→ **Work instructions**: Among the lines listed below, count those that include the string "name", and state only the count.

→ **Dataset extract**:
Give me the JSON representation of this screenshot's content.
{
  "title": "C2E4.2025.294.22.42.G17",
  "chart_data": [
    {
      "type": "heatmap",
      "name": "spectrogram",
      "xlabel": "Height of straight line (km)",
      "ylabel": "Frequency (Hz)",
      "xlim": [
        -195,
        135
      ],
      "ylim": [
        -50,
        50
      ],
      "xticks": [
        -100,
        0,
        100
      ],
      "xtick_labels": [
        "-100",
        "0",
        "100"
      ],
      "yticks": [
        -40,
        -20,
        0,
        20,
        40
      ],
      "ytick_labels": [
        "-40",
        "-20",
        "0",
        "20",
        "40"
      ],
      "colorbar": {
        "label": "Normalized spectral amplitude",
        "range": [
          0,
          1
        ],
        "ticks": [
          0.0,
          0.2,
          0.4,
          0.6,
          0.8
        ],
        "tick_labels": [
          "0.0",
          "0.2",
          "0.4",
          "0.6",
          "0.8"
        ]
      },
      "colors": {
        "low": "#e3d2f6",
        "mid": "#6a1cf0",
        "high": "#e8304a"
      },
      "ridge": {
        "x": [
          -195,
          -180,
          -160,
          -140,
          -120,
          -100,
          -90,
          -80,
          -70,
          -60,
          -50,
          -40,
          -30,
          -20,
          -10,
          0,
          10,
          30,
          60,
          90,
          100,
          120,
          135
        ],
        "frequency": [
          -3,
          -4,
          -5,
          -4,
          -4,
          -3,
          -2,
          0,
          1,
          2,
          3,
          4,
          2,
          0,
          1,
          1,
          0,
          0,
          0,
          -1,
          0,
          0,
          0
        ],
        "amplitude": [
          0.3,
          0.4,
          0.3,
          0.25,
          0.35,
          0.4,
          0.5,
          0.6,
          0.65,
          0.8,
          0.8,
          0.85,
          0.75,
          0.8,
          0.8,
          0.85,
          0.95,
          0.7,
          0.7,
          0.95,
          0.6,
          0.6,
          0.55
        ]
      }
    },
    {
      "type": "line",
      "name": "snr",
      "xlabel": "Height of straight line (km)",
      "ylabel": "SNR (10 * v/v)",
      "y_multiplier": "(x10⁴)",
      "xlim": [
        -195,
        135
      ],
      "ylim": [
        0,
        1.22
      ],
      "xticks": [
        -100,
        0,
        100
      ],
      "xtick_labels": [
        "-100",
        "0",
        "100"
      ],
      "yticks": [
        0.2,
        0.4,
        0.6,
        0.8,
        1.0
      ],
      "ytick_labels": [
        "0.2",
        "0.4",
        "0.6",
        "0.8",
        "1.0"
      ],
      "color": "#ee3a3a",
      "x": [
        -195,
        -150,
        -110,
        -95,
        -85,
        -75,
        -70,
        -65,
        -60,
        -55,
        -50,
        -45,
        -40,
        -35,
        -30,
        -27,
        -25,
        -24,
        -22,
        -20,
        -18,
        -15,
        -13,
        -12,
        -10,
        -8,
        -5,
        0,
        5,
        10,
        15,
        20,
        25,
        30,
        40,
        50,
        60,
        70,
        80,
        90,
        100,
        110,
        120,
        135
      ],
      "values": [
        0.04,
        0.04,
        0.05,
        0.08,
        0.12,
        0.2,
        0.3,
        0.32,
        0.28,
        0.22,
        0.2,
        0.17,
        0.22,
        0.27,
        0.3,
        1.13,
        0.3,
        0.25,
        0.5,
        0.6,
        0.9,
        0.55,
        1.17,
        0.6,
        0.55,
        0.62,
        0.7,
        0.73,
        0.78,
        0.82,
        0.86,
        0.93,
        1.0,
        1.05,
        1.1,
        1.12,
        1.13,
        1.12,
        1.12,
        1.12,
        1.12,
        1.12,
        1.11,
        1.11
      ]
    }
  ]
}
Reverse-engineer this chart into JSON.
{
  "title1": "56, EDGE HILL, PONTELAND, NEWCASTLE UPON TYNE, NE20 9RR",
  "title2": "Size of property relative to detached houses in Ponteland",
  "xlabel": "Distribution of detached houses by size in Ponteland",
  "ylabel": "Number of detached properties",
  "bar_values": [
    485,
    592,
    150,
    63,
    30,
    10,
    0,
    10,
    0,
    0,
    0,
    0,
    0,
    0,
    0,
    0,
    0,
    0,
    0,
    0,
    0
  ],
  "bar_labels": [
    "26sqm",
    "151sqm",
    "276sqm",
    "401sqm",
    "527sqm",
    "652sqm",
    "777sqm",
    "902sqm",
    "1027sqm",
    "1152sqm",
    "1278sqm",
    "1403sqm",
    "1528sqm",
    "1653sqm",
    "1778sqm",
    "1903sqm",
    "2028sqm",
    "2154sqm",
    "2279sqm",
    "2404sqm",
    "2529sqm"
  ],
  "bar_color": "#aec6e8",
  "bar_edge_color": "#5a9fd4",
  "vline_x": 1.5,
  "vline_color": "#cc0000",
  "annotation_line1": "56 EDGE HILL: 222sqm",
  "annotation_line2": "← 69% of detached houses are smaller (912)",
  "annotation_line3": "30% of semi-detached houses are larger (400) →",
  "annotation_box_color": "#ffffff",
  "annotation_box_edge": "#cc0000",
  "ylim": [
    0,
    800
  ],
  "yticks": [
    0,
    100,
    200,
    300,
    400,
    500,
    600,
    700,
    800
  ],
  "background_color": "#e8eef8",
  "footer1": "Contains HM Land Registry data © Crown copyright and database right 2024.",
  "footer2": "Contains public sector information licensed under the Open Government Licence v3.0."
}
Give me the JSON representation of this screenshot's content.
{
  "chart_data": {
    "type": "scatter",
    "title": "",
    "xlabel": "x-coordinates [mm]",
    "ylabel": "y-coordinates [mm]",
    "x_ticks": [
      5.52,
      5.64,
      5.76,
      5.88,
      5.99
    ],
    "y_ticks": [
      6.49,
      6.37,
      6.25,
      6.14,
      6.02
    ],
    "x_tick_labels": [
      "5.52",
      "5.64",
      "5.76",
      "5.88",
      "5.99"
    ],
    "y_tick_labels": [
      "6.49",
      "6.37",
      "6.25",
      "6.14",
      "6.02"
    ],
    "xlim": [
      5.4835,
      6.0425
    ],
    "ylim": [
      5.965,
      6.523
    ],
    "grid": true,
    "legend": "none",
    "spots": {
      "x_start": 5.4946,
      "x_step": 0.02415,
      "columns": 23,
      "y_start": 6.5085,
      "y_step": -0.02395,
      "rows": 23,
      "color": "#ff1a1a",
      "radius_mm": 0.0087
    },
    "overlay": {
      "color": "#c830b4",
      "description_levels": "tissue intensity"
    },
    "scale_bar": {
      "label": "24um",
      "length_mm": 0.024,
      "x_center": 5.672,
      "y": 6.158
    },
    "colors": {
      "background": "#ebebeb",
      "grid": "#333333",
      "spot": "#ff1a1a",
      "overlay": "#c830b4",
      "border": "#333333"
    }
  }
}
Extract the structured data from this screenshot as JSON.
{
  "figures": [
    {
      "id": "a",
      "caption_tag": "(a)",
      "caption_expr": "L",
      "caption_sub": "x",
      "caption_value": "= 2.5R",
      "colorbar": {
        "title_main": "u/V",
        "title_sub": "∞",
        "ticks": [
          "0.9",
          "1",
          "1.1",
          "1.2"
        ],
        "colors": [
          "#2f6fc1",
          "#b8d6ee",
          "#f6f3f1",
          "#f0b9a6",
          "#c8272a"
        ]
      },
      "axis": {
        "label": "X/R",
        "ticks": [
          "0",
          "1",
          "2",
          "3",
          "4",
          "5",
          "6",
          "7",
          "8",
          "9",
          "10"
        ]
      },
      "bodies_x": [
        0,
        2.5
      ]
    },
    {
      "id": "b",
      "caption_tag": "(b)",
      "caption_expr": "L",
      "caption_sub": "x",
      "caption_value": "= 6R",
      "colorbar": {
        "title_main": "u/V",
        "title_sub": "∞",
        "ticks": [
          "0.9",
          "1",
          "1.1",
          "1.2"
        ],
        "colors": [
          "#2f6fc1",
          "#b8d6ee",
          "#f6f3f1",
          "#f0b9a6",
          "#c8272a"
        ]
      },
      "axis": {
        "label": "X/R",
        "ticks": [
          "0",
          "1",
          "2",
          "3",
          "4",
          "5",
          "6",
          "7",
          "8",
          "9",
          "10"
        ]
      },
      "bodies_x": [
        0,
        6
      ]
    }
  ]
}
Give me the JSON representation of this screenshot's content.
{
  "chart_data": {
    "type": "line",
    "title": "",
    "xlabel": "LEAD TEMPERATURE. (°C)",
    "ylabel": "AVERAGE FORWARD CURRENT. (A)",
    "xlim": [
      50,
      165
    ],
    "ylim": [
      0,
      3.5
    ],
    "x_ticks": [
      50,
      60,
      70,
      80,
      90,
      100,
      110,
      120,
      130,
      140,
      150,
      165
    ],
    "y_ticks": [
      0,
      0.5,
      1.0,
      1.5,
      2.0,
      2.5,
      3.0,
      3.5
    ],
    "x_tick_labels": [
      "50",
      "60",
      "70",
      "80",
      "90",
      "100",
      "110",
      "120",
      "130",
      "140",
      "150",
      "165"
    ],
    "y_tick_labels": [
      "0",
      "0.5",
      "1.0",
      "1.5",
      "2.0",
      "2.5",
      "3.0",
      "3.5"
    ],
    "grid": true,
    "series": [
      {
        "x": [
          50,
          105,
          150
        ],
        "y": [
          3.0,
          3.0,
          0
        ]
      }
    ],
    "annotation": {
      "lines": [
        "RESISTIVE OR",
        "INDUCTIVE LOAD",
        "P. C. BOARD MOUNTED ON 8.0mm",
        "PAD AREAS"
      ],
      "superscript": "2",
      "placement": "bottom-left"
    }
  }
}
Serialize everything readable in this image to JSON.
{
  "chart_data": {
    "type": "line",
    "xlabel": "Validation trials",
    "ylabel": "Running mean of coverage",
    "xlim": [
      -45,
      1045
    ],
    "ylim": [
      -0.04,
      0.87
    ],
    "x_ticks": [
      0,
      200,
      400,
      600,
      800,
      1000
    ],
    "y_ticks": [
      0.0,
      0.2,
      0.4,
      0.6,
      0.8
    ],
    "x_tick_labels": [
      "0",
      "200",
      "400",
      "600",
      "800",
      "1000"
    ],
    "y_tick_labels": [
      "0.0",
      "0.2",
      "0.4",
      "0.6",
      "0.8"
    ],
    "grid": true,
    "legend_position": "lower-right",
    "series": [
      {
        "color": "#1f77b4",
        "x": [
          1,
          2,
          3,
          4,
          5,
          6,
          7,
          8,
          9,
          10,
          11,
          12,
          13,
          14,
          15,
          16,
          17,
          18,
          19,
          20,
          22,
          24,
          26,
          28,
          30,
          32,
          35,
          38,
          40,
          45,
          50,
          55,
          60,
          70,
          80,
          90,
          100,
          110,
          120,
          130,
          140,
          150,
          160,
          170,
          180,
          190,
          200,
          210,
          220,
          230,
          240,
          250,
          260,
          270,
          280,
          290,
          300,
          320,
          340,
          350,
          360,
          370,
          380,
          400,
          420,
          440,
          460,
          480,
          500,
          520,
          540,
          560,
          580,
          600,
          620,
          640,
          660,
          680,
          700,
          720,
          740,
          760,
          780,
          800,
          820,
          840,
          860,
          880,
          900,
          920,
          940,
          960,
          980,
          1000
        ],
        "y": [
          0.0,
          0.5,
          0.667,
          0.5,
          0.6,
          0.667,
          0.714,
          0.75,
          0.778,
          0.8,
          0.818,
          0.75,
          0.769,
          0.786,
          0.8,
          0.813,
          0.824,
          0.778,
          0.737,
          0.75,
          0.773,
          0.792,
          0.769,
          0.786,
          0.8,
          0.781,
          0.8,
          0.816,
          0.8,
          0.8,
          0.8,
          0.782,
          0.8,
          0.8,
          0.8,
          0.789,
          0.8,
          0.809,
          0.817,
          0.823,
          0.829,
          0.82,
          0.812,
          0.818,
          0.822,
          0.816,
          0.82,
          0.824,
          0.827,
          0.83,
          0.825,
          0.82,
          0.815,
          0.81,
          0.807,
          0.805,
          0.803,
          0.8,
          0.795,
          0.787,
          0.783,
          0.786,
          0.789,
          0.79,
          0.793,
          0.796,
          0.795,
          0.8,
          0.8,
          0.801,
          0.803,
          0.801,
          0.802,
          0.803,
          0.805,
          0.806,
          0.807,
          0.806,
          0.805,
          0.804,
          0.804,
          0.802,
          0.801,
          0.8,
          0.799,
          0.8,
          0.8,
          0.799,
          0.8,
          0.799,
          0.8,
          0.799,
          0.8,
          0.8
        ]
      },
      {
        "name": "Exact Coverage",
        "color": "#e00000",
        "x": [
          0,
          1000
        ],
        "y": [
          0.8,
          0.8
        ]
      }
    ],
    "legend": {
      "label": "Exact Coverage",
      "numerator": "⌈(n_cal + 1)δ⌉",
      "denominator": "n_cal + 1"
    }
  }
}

→ **Complete answer**: 3